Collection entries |
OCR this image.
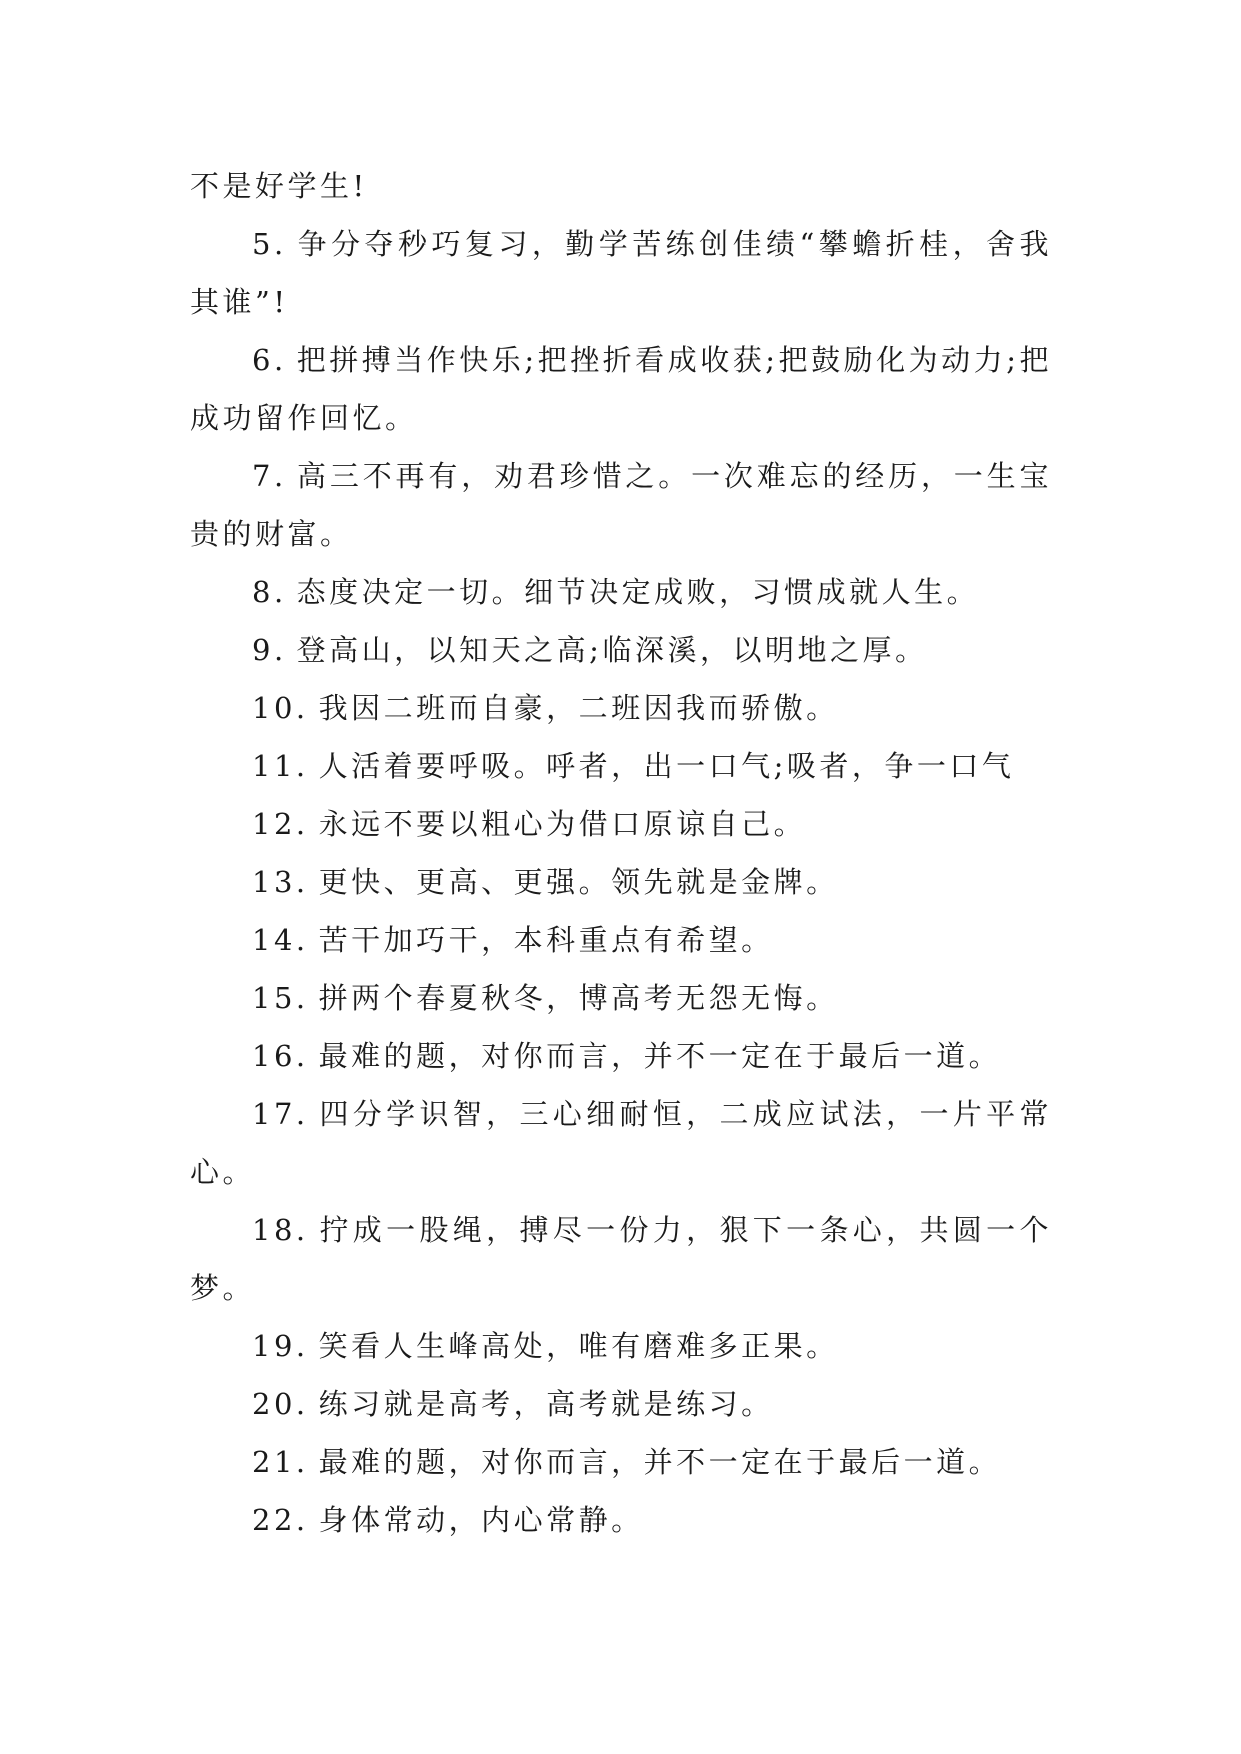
不是好学生!

5. 争分夺秒巧复习，勤学苦练创佳绩“攀蟾折桂，舍我其谁”!

6. 把拼搏当作快乐;把挫折看成收获;把鼓励化为动力;把成功留作回忆。

7. 高三不再有，劝君珍惜之。一次难忘的经历，一生宝贵的财富。

8. 态度决定一切。细节决定成败，习惯成就人生。

9. 登高山，以知天之高;临深溪，以明地之厚。

10. 我因二班而自豪，二班因我而骄傲。

11. 人活着要呼吸。呼者，出一口气;吸者，争一口气

12. 永远不要以粗心为借口原谅自己。

13. 更快、更高、更强。领先就是金牌。

14. 苦干加巧干，本科重点有希望。

15. 拼两个春夏秋冬，博高考无怨无悔。

16. 最难的题，对你而言，并不一定在于最后一道。

17. 四分学识智，三心细耐恒，二成应试法，一片平常心。

18. 拧成一股绳，搏尽一份力，狠下一条心，共圆一个梦。

19. 笑看人生峰高处，唯有磨难多正果。

20. 练习就是高考，高考就是练习。

21. 最难的题，对你而言，并不一定在于最后一道。

22. 身体常动，内心常静。
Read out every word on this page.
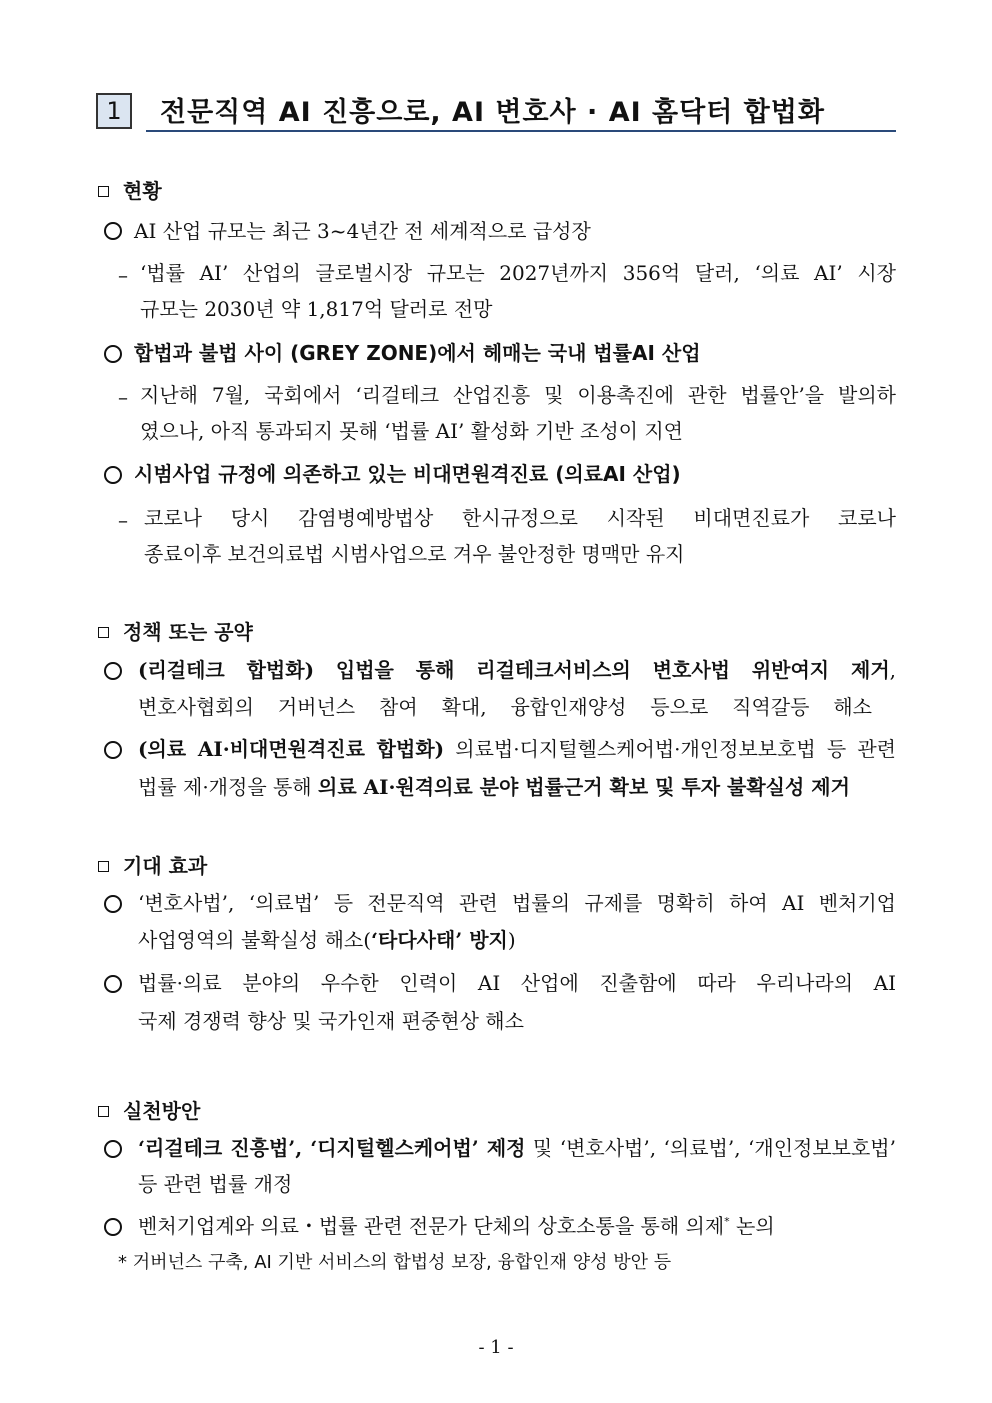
1	전문직역 AI 진흥으로, AI 변호사 · AI 홈닥터 합법화
현황
AI 산업 규모는 최근 3~4년간 전 세계적으로 급성장
– ‘법률 AI’ 산업의 글로벌시장 규모는 2027년까지 356억 달러, ‘의료 AI’ 시장
규모는 2030년 약 1,817억 달러로 전망
합법과 불법 사이 (GREY ZONE)에서 헤매는 국내 법률AI 산업
– 지난해 7월, 국회에서 ‘리걸테크 산업진흥 및 이용촉진에 관한 법률안’을 발의하
였으나, 아직 통과되지 못해 ‘법률 AI’ 활성화 기반 조성이 지연
시범사업 규정에 의존하고 있는 비대면원격진료 (의료AI 산업)
– 코로나 당시 감염병예방법상 한시규정으로 시작된 비대면진료가 코로나
종료이후 보건의료법 시범사업으로 겨우 불안정한 명맥만 유지
정책 또는 공약
(리걸테크 합법화) 입법을 통해 리걸테크서비스의 변호사법 위반여지 제거,
변호사협회의 거버넌스 참여 확대, 융합인재양성 등으로 직역갈등 해소
(의료 AI·비대면원격진료 합법화) 의료법·디지털헬스케어법·개인정보보호법 등 관련
법률 제·개정을 통해 의료 AI·원격의료 분야 법률근거 확보 및 투자 불확실성 제거
기대 효과
‘변호사법’, ‘의료법’ 등 전문직역 관련 법률의 규제를 명확히 하여 AI 벤처기업
사업영역의 불확실성 해소(‘타다사태’ 방지)
법률·의료 분야의 우수한 인력이 AI 산업에 진출함에 따라 우리나라의 AI
국제 경쟁력 향상 및 국가인재 편중현상 해소
실천방안
‘리걸테크 진흥법’, ‘디지털헬스케어법’ 제정 및 ‘변호사법’, ‘의료법’, ‘개인정보보호법’
등 관련 법률 개정
벤처기업계와 의료・법률 관련 전문가 단체의 상호소통을 통해 의제* 논의
* 거버넌스 구축, AI 기반 서비스의 합법성 보장, 융합인재 양성 방안 등
- 1 -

Directions for this task | Reproduce every line of the material precisely, omitting its pictures.

Answer to this task |
OCR this image.
不是好学生!

5. 争分夺秒巧复习，勤学苦练创佳绩“攀蟾折桂，舍我其谁”!

6. 把拼搏当作快乐;把挫折看成收获;把鼓励化为动力;把成功留作回忆。

7. 高三不再有，劝君珍惜之。一次难忘的经历，一生宝贵的财富。

8. 态度决定一切。细节决定成败，习惯成就人生。

9. 登高山，以知天之高;临深溪，以明地之厚。

10. 我因二班而自豪，二班因我而骄傲。

11. 人活着要呼吸。呼者，出一口气;吸者，争一口气

12. 永远不要以粗心为借口原谅自己。

13. 更快、更高、更强。领先就是金牌。

14. 苦干加巧干，本科重点有希望。

15. 拼两个春夏秋冬，博高考无怨无悔。

16. 最难的题，对你而言，并不一定在于最后一道。

17. 四分学识智，三心细耐恒，二成应试法，一片平常心。

18. 拧成一股绳，搏尽一份力，狠下一条心，共圆一个梦。

19. 笑看人生峰高处，唯有磨难多正果。

20. 练习就是高考，高考就是练习。

21. 最难的题，对你而言，并不一定在于最后一道。

22. 身体常动，内心常静。
Read out every word on this page.
1	전문직역 AI 진흥으로, AI 변호사 · AI 홈닥터 합법화
현황
AI 산업 규모는 최근 3~4년간 전 세계적으로 급성장
– ‘법률 AI’ 산업의 글로벌시장 규모는 2027년까지 356억 달러, ‘의료 AI’ 시장
규모는 2030년 약 1,817억 달러로 전망
합법과 불법 사이 (GREY ZONE)에서 헤매는 국내 법률AI 산업
– 지난해 7월, 국회에서 ‘리걸테크 산업진흥 및 이용촉진에 관한 법률안’을 발의하
였으나, 아직 통과되지 못해 ‘법률 AI’ 활성화 기반 조성이 지연
시범사업 규정에 의존하고 있는 비대면원격진료 (의료AI 산업)
– 코로나 당시 감염병예방법상 한시규정으로 시작된 비대면진료가 코로나
종료이후 보건의료법 시범사업으로 겨우 불안정한 명맥만 유지
정책 또는 공약
(리걸테크 합법화) 입법을 통해 리걸테크서비스의 변호사법 위반여지 제거,
변호사협회의 거버넌스 참여 확대, 융합인재양성 등으로 직역갈등 해소
(의료 AI·비대면원격진료 합법화) 의료법·디지털헬스케어법·개인정보보호법 등 관련
법률 제·개정을 통해 의료 AI·원격의료 분야 법률근거 확보 및 투자 불확실성 제거
기대 효과
‘변호사법’, ‘의료법’ 등 전문직역 관련 법률의 규제를 명확히 하여 AI 벤처기업
사업영역의 불확실성 해소(‘타다사태’ 방지)
법률·의료 분야의 우수한 인력이 AI 산업에 진출함에 따라 우리나라의 AI
국제 경쟁력 향상 및 국가인재 편중현상 해소
실천방안
‘리걸테크 진흥법’, ‘디지털헬스케어법’ 제정 및 ‘변호사법’, ‘의료법’, ‘개인정보보호법’
등 관련 법률 개정
벤처기업계와 의료・법률 관련 전문가 단체의 상호소통을 통해 의제* 논의
* 거버넌스 구축, AI 기반 서비스의 합법성 보장, 융합인재 양성 방안 등
- 1 -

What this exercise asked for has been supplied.